═══ Recorded information
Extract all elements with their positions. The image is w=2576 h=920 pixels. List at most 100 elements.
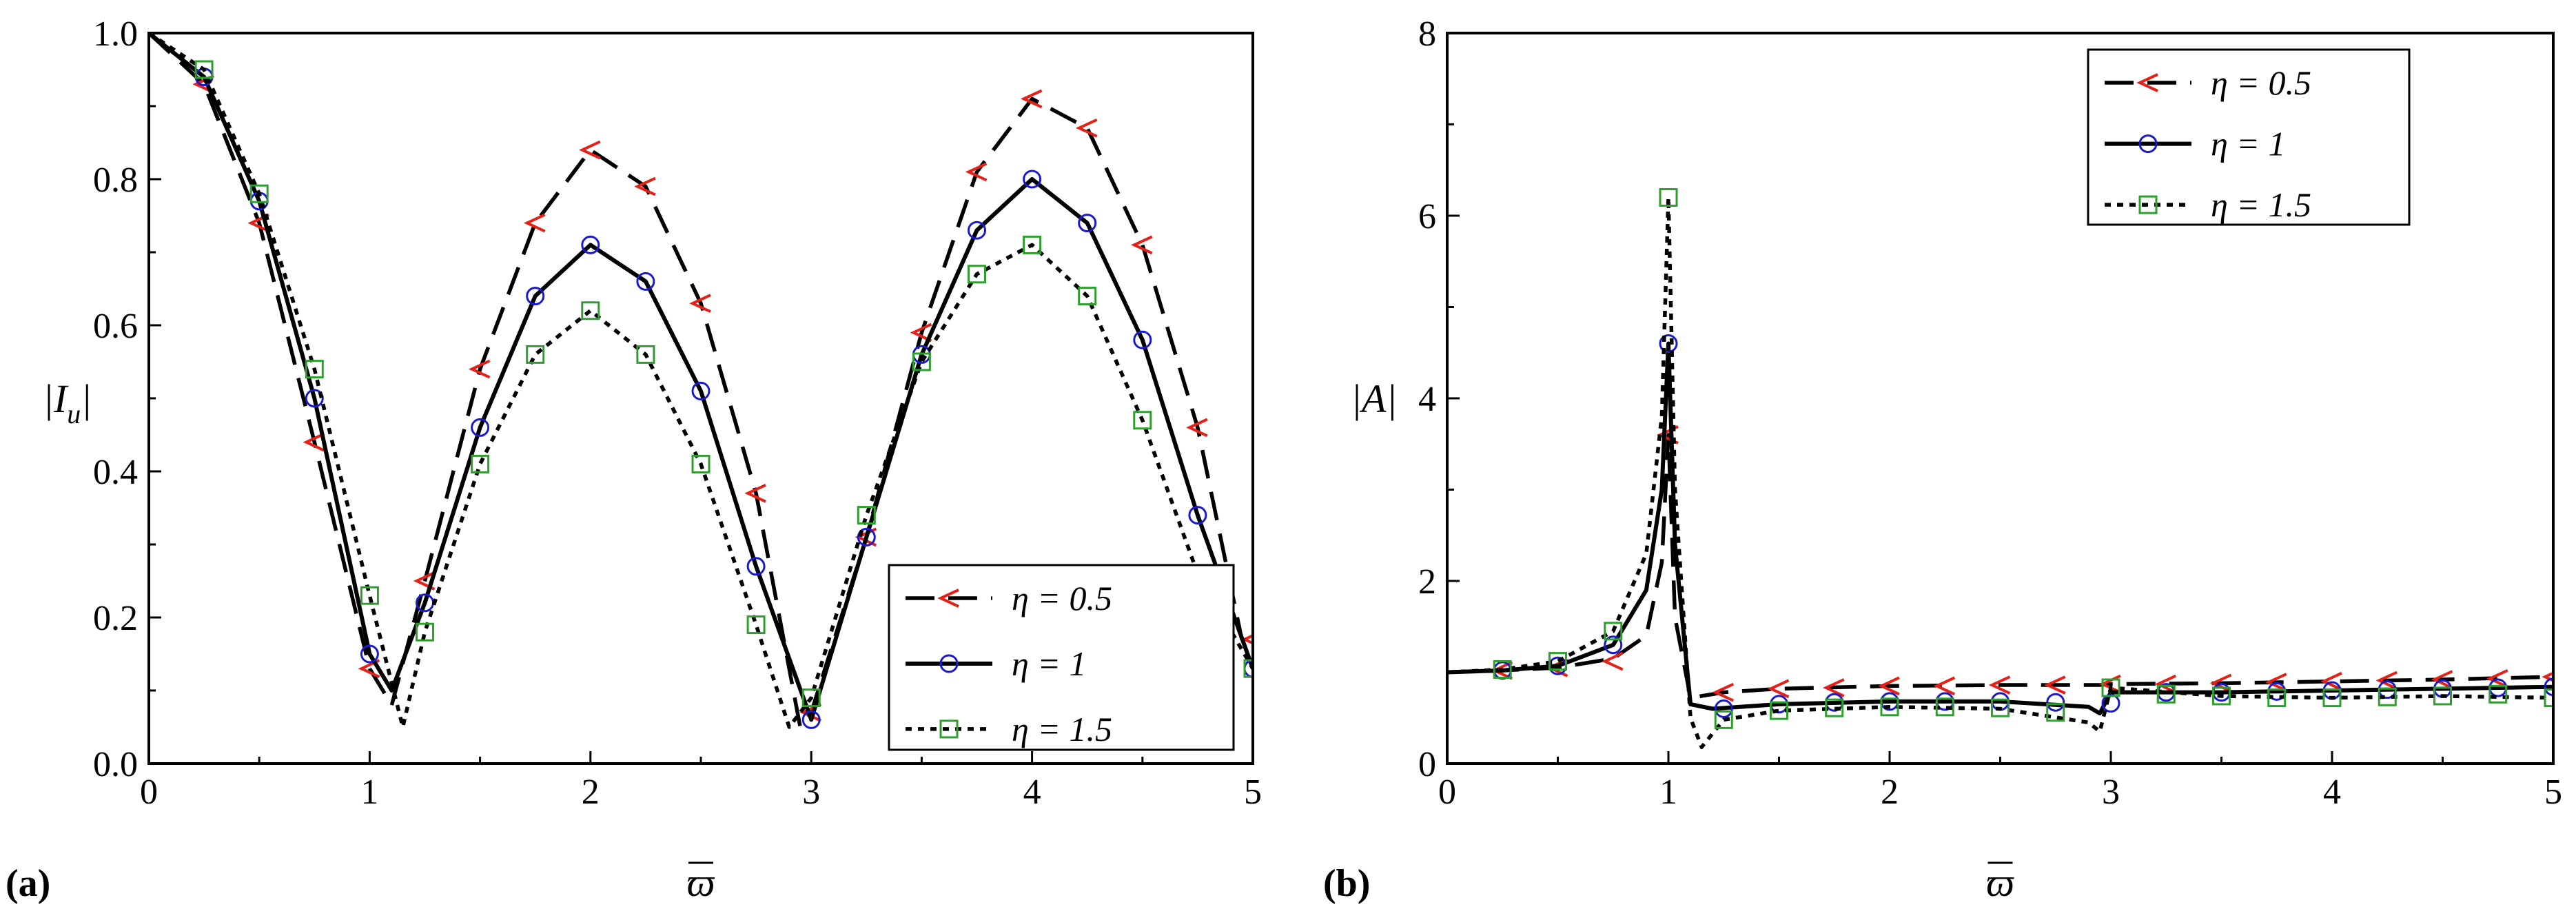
y-axis-label-main: |I (43, 376, 69, 421)
legend: η = 0.5 η = 1 η = 1.5 (888, 564, 1235, 751)
data-point (360, 586, 379, 605)
data-point (1604, 635, 1623, 655)
x-tick-label: 4 (2323, 773, 2341, 812)
x-tick-label: 0 (140, 773, 158, 812)
data-point (1241, 634, 1253, 645)
data-point (581, 235, 600, 254)
y-tick-label: 0.4 (93, 453, 138, 492)
x-tick-label: 3 (2102, 773, 2120, 812)
data-point (968, 265, 986, 284)
chart-panel-b: 0 1 2 3 4 5 0 2 4 6 8 ϖ |A| (b) η = 0.5 η = 1 η = 1.5 (1323, 14, 2562, 905)
data-point (1825, 698, 1844, 717)
x-tick-label: 1 (360, 773, 378, 812)
data-point (1548, 652, 1567, 671)
data-point (416, 622, 434, 642)
data-point (581, 301, 600, 320)
data-point (249, 184, 269, 203)
data-point (2542, 671, 2553, 682)
data-point (2378, 687, 2397, 706)
legend-label: η = 1 (2211, 125, 2286, 163)
data-point (2043, 675, 2066, 695)
data-point (2156, 684, 2176, 704)
y-tick-label: 0.0 (93, 745, 138, 784)
data-point (634, 176, 656, 196)
data-point (2431, 670, 2453, 689)
data-point (965, 162, 988, 182)
data-point (857, 527, 876, 546)
x-axis-label: ϖ (687, 860, 715, 905)
data-point (1822, 678, 1845, 697)
plot-frame (147, 32, 1254, 765)
data-point (1933, 676, 1956, 696)
legend-label: η = 1.5 (2211, 185, 2311, 224)
y-axis-label-sub: u (67, 398, 81, 429)
x-tick-label: 3 (802, 773, 820, 812)
panel-label: (a) (6, 862, 50, 905)
data-point (746, 615, 766, 635)
series-line (1447, 341, 2553, 716)
y-tick-label: 0.8 (93, 161, 138, 200)
data-point (1659, 188, 1678, 207)
data-point (526, 345, 545, 364)
data-point (968, 221, 986, 240)
data-point (1133, 411, 1152, 430)
legend-marker (2136, 73, 2158, 92)
data-point (691, 381, 711, 400)
data-point (1880, 697, 1899, 717)
data-point (2154, 674, 2177, 694)
data-point (579, 140, 601, 160)
y-tick-label: 6 (1418, 197, 1436, 236)
legend-label: η = 0.5 (2211, 63, 2311, 102)
data-point (2267, 688, 2287, 708)
data-point (471, 418, 490, 437)
data-point (1988, 675, 2011, 695)
data-point (2046, 693, 2065, 712)
data-point (1712, 682, 1735, 702)
data-point (1659, 334, 1678, 353)
data-point (1023, 235, 1042, 254)
legend-marker (937, 589, 959, 608)
legend-label: η = 1 (1012, 644, 1087, 683)
x-tick-label: 2 (582, 773, 600, 812)
series-0 (1447, 425, 2553, 702)
data-point (1020, 89, 1043, 109)
y-axis-label: |Iu| (43, 376, 92, 429)
data-point (1075, 118, 1098, 138)
data-point (1878, 676, 1900, 696)
data-point (746, 557, 766, 576)
x-tick-label: 4 (1023, 773, 1041, 812)
x-tick-label: 5 (2544, 773, 2562, 812)
y-tick-label: 0 (1418, 745, 1436, 784)
data-point (2320, 671, 2342, 691)
data-point (2101, 678, 2120, 697)
data-point (689, 294, 711, 314)
legend-marker (2138, 134, 2158, 154)
y-axis-label: |A| (1351, 376, 1397, 421)
legend-marker (939, 654, 959, 673)
x-tick-label: 2 (1881, 773, 1899, 812)
series-line (149, 33, 1253, 722)
legend-marker (2138, 195, 2158, 214)
data-point (1078, 287, 1097, 306)
data-point (523, 213, 546, 233)
data-point (912, 352, 931, 371)
data-point (910, 323, 932, 343)
y-tick-label: 2 (1418, 562, 1436, 602)
x-tick-label: 1 (1659, 773, 1677, 812)
data-point (1714, 699, 1733, 718)
data-point (1243, 659, 1253, 678)
panel-label: (b) (1323, 862, 1370, 905)
data-point (1078, 214, 1097, 233)
data-point (636, 272, 655, 291)
data-point (1601, 651, 1624, 671)
data-point (2544, 677, 2553, 697)
data-point (1770, 701, 1788, 720)
series-1 (1447, 334, 2553, 718)
data-point (2375, 671, 2398, 691)
data-point (2265, 673, 2287, 692)
data-point (360, 644, 379, 664)
y-tick-label: 0.2 (93, 599, 138, 638)
data-point (2433, 686, 2452, 706)
data-point (305, 360, 324, 379)
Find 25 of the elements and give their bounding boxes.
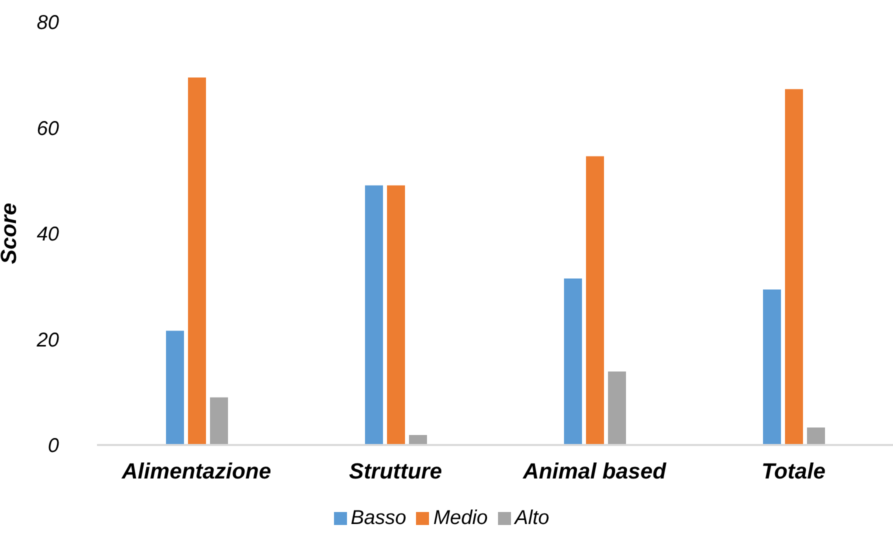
bar (763, 290, 781, 445)
bar (210, 397, 228, 445)
legend-label: Basso (350, 507, 406, 529)
y-tick-label: 60 (36, 118, 59, 140)
x-tick-label: Alimentazione (120, 458, 272, 484)
bar (365, 185, 383, 445)
bar (409, 434, 427, 445)
y-tick-label: 40 (36, 224, 59, 246)
bar (188, 78, 206, 445)
bar (586, 156, 604, 445)
x-tick-label: Strutture (349, 458, 442, 484)
y-tick-label: 80 (36, 12, 59, 34)
y-tick-label: 20 (36, 329, 59, 352)
y-axis-title: Score (0, 202, 21, 264)
y-tick-label: 0 (48, 435, 59, 458)
bar (387, 185, 405, 445)
bar (564, 278, 582, 445)
x-tick-label: Totale (762, 458, 826, 484)
bar (608, 372, 626, 445)
x-tick-label: Animal based (522, 458, 667, 484)
bar (785, 89, 803, 445)
legend-label: Medio (433, 507, 488, 529)
bar (807, 428, 825, 445)
legend-label: Alto (514, 507, 550, 529)
bar (166, 330, 184, 445)
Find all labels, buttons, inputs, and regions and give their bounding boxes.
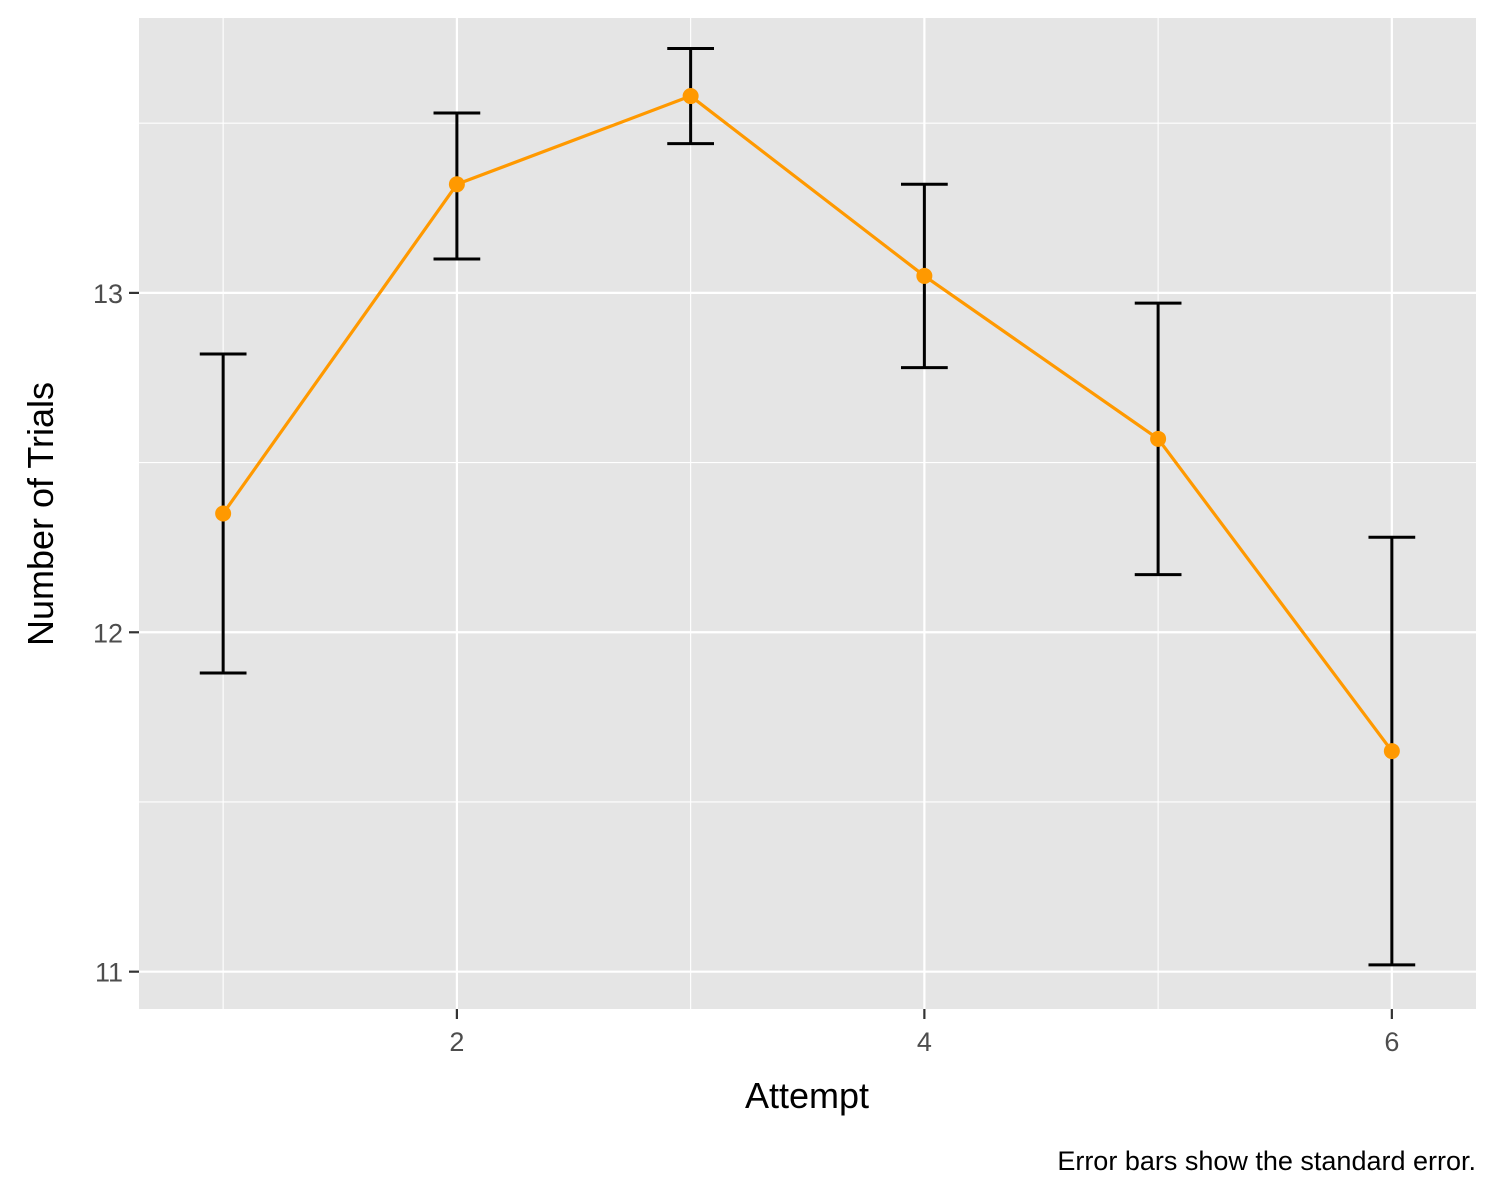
- data-points: [215, 88, 1400, 760]
- y-tick-label-2: 13: [93, 279, 123, 309]
- x-tick-label-2: 6: [1384, 1027, 1399, 1057]
- data-point-2: [448, 176, 465, 193]
- y-tick-label-0: 11: [95, 958, 123, 988]
- data-point-1: [215, 505, 232, 522]
- plot-panel: [139, 18, 1476, 1009]
- axis-ticks: [129, 291, 1393, 1019]
- data-point-6: [1383, 743, 1400, 760]
- data-point-4: [916, 267, 933, 284]
- x-tick-label-0: 2: [449, 1027, 464, 1057]
- x-axis-title: Attempt: [745, 1075, 869, 1116]
- series-line: [221, 94, 1394, 753]
- series-line-group: [221, 94, 1394, 753]
- data-point-3: [682, 88, 699, 105]
- tick-labels: 2 4 6 11 12 13: [93, 279, 1399, 1057]
- y-axis-title: Number of Trials: [20, 382, 61, 646]
- y-tick-label-1: 12: [93, 618, 123, 648]
- data-point-5: [1150, 430, 1167, 447]
- x-tick-label-1: 4: [917, 1027, 932, 1057]
- chart-caption: Error bars show the standard error.: [1057, 1146, 1476, 1176]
══════
## Exercise goal
Reproduce every one of the entries above word for word, leaving out the pictures.

## Answer for this exercise
Extract all elements with their positions. The image is w=2576 h=920 pixels. List at most 100 elements.
y-axis-label-main: |I (43, 376, 69, 421)
legend: η = 0.5 η = 1 η = 1.5 (888, 564, 1235, 751)
data-point (360, 586, 379, 605)
data-point (1604, 635, 1623, 655)
x-tick-label: 4 (2323, 773, 2341, 812)
x-tick-label: 0 (140, 773, 158, 812)
data-point (1241, 634, 1253, 645)
data-point (581, 235, 600, 254)
y-tick-label: 0.4 (93, 453, 138, 492)
x-tick-label: 3 (2102, 773, 2120, 812)
data-point (968, 265, 986, 284)
chart-panel-b: 0 1 2 3 4 5 0 2 4 6 8 ϖ |A| (b) η = 0.5 η = 1 η = 1.5 (1323, 14, 2562, 905)
data-point (1825, 698, 1844, 717)
x-tick-label: 1 (360, 773, 378, 812)
data-point (1548, 652, 1567, 671)
data-point (416, 622, 434, 642)
data-point (581, 301, 600, 320)
data-point (249, 184, 269, 203)
data-point (2542, 671, 2553, 682)
data-point (2378, 687, 2397, 706)
legend-label: η = 1 (2211, 125, 2286, 163)
data-point (2043, 675, 2066, 695)
data-point (2156, 684, 2176, 704)
y-tick-label: 0.0 (93, 745, 138, 784)
data-point (634, 176, 656, 196)
data-point (2431, 670, 2453, 689)
data-point (965, 162, 988, 182)
data-point (857, 527, 876, 546)
x-axis-label: ϖ (687, 860, 715, 905)
data-point (1822, 678, 1845, 697)
plot-frame (147, 32, 1254, 765)
data-point (1933, 676, 1956, 696)
legend-label: η = 1.5 (2211, 185, 2311, 224)
y-axis-label-sub: u (67, 398, 81, 429)
x-tick-label: 3 (802, 773, 820, 812)
panel-label: (a) (6, 862, 50, 905)
data-point (746, 615, 766, 635)
series-line (1447, 341, 2553, 716)
y-tick-label: 0.8 (93, 161, 138, 200)
data-point (1659, 188, 1678, 207)
data-point (526, 345, 545, 364)
data-point (968, 221, 986, 240)
data-point (1133, 411, 1152, 430)
legend-marker (2136, 73, 2158, 92)
data-point (691, 381, 711, 400)
data-point (1880, 697, 1899, 717)
data-point (2154, 674, 2177, 694)
data-point (579, 140, 601, 160)
y-tick-label: 6 (1418, 197, 1436, 236)
legend-label: η = 0.5 (2211, 63, 2311, 102)
data-point (2267, 688, 2287, 708)
data-point (471, 418, 490, 437)
data-point (1988, 675, 2011, 695)
data-point (2046, 693, 2065, 712)
data-point (1712, 682, 1735, 702)
data-point (1659, 334, 1678, 353)
data-point (1023, 235, 1042, 254)
legend-marker (937, 589, 959, 608)
legend-label: η = 1 (1012, 644, 1087, 683)
x-tick-label: 2 (582, 773, 600, 812)
series-0 (1447, 425, 2553, 702)
data-point (1020, 89, 1043, 109)
y-axis-label: |Iu| (43, 376, 92, 429)
data-point (1075, 118, 1098, 138)
data-point (1878, 676, 1900, 696)
data-point (746, 557, 766, 576)
x-tick-label: 4 (1023, 773, 1041, 812)
x-tick-label: 5 (2544, 773, 2562, 812)
y-tick-label: 0 (1418, 745, 1436, 784)
data-point (2320, 671, 2342, 691)
data-point (2101, 678, 2120, 697)
data-point (689, 294, 711, 314)
legend-marker (2138, 134, 2158, 154)
y-axis-label: |A| (1351, 376, 1397, 421)
legend-marker (939, 654, 959, 673)
x-tick-label: 2 (1881, 773, 1899, 812)
series-line (149, 33, 1253, 722)
legend-marker (2138, 195, 2158, 214)
data-point (1078, 287, 1097, 306)
data-point (523, 213, 546, 233)
data-point (912, 352, 931, 371)
data-point (910, 323, 932, 343)
y-tick-label: 2 (1418, 562, 1436, 602)
x-tick-label: 1 (1659, 773, 1677, 812)
data-point (1714, 699, 1733, 718)
data-point (1243, 659, 1253, 678)
panel-label: (b) (1323, 862, 1370, 905)
data-point (1078, 214, 1097, 233)
data-point (636, 272, 655, 291)
data-point (1601, 651, 1624, 671)
data-point (2544, 677, 2553, 697)
data-point (1770, 701, 1788, 720)
series-1 (1447, 334, 2553, 718)
data-point (2375, 671, 2398, 691)
data-point (2265, 673, 2287, 692)
data-point (360, 644, 379, 664)
y-tick-label: 0.2 (93, 599, 138, 638)
data-point (2433, 686, 2452, 706)
data-point (305, 360, 324, 379)
Find 25 of the elements and give their bounding boxes.
bar (763, 290, 781, 445)
bar (210, 397, 228, 445)
legend-label: Basso (350, 507, 406, 529)
y-tick-label: 60 (36, 118, 59, 140)
x-tick-label: Alimentazione (120, 458, 272, 484)
bar (365, 185, 383, 445)
bar (409, 434, 427, 445)
y-tick-label: 40 (36, 224, 59, 246)
bar (188, 78, 206, 445)
bar (586, 156, 604, 445)
x-tick-label: Strutture (349, 458, 442, 484)
y-tick-label: 80 (36, 12, 59, 34)
y-tick-label: 20 (36, 329, 59, 352)
y-axis-title: Score (0, 202, 21, 264)
y-tick-label: 0 (48, 435, 59, 458)
bar (387, 185, 405, 445)
bar (564, 278, 582, 445)
x-tick-label: Totale (762, 458, 826, 484)
bar (608, 372, 626, 445)
x-tick-label: Animal based (522, 458, 667, 484)
bar (785, 89, 803, 445)
legend-label: Medio (433, 507, 488, 529)
bar (807, 428, 825, 445)
legend-label: Alto (514, 507, 550, 529)
bar (166, 330, 184, 445)
Find all labels, buttons, inputs, and regions and give their bounding boxes.
- data-points: [215, 88, 1400, 760]
- y-tick-label-2: 13: [93, 279, 123, 309]
- x-tick-label-2: 6: [1384, 1027, 1399, 1057]
- data-point-2: [448, 176, 465, 193]
- y-tick-label-0: 11: [95, 958, 123, 988]
- data-point-1: [215, 505, 232, 522]
- plot-panel: [139, 18, 1476, 1009]
- axis-ticks: [129, 291, 1393, 1019]
- data-point-6: [1383, 743, 1400, 760]
- data-point-4: [916, 267, 933, 284]
- x-tick-label-0: 2: [449, 1027, 464, 1057]
- x-axis-title: Attempt: [745, 1075, 869, 1116]
- series-line: [221, 94, 1394, 753]
- series-line-group: [221, 94, 1394, 753]
- data-point-3: [682, 88, 699, 105]
- tick-labels: 2 4 6 11 12 13: [93, 279, 1399, 1057]
- y-axis-title: Number of Trials: [20, 382, 61, 646]
- y-tick-label-1: 12: [93, 618, 123, 648]
- data-point-5: [1150, 430, 1167, 447]
- x-tick-label-1: 4: [917, 1027, 932, 1057]
- chart-caption: Error bars show the standard error.: [1057, 1146, 1476, 1176]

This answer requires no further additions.